> **Ejercicios por resolver**:
[1] Reproduce el tramo del texto sobre Fernando Rojas que va desde "Su insistente actitud" hasta "al sentido común.", cambiando "mesura" por "moderación".
[2] Responde con base en el texto sobre Fernando Rojas:
(a) ¿Qué puesto ocupa Fernando Rojas en el Ministerio de Cultura?
(b) ¿En qué round se imagina la victoria por knock-out en el cuadrilátero?
(c) ¿Qué arsenal existente deja de usar, según el texto?

> **Fragmento proporcionado**:
--*--

La vocación de Fernando Rojas no parece estar vinculada a la dirección de un importante organismo del Estado cubano, en este caso, como segundo al mando del Ministerio de Cultura.
Pienso que se sentiría más a gusto sobre la blanca superficie de un tatami, disputando una pelea al estilo de Bruce Lee o en un cuadrilátero de boxeo, liándose a trompadas con la idea de ganar mediante un knock-out fulminante en el primer round.
Su insistente actitud belicosa apenas deja margen para tomarlo como un cuadro mínimamente creíble. La tendencia a querer resolver las discrepancias con invitaciones a duelos y respuestas cargadas de odio, en vez de usar el amplio arsenal de herramientas cívicas existentes, muestran su falta de dominio propio, de humildad y, en general, la ausencia de un fundamento cultural que lo distinga como una persona capacitada para enfrentar este tipo de situaciones desde una perspectiva profesional donde la violencia verbal, como preámbulo de una enardecida bronca, ceda el paso a la mesura y al sentido común.

--*--

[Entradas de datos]
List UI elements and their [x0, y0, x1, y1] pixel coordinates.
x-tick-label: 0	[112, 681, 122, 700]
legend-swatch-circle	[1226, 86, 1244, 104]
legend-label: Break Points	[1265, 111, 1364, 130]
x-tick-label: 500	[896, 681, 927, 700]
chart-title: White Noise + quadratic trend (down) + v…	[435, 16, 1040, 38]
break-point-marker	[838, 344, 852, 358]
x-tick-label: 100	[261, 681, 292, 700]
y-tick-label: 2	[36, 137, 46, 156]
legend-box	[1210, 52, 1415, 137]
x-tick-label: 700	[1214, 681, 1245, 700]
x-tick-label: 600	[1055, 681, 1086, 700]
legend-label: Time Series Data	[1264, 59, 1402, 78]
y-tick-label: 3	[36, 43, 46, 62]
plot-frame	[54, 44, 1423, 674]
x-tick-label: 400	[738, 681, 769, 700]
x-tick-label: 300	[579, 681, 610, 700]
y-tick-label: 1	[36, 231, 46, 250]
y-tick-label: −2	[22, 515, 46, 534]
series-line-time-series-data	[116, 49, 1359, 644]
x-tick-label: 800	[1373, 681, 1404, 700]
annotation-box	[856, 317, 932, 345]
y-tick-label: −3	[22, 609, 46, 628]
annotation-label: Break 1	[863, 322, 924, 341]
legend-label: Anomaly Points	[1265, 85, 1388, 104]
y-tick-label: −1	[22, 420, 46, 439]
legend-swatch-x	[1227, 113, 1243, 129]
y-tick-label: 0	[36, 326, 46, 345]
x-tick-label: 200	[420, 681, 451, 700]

--*--

> **Soluciones desarrolladas**:
[1]
Su insistente actitud belicosa apenas deja margen para tomarlo como un cuadro mínimamente creíble. La tendencia a querer resolver las discrepancias con invitaciones a duelos y respuestas cargadas de odio, en vez de usar el amplio arsenal de herramientas cívicas existentes, muestran su falta de dominio propio, de humildad y, en general, la ausencia de un fundamento cultural que lo distinga como una persona capacitada para enfrentar este tipo de situaciones desde una perspectiva profesional donde la violencia verbal, como preámbulo de una enardecida bronca, ceda el paso a la moderación y al sentido común.

[2]
(a) Es el segundo al mando del Ministerio de Cultura.
(b) En el primer round.
(c) El amplio arsenal de herramientas cívicas existentes.